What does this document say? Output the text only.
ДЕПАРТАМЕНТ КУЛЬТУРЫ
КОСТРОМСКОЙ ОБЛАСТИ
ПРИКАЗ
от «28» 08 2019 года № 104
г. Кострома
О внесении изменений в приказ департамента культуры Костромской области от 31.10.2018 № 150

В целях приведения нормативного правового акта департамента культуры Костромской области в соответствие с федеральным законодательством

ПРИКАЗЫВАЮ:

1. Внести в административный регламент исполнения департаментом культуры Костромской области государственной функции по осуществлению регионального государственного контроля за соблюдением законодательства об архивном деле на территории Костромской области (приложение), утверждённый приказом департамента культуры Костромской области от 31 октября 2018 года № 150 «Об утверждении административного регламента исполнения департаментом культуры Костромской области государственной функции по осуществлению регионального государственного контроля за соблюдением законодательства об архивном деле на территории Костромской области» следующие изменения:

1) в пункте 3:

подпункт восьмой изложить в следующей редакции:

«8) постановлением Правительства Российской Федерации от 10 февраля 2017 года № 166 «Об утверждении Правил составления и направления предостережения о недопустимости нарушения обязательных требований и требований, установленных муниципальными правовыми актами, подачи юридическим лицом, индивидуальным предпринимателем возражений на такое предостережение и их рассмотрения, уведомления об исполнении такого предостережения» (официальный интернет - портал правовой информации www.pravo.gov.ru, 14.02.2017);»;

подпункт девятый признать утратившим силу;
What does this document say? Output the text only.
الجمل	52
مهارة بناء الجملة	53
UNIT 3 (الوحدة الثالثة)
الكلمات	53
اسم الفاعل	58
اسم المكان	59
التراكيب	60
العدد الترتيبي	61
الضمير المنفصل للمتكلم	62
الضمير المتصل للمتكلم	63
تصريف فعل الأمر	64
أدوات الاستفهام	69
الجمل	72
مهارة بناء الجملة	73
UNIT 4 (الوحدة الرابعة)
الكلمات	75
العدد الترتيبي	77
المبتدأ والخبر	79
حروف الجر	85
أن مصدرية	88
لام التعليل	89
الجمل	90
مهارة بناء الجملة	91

···

PROBLEM: Every line of the listing that holds "مهارة" should be found and copied.

EXERCISE ANSWER:
مهارة بناء الجملة	53
مهارة بناء الجملة	73
مهارة بناء الجملة	91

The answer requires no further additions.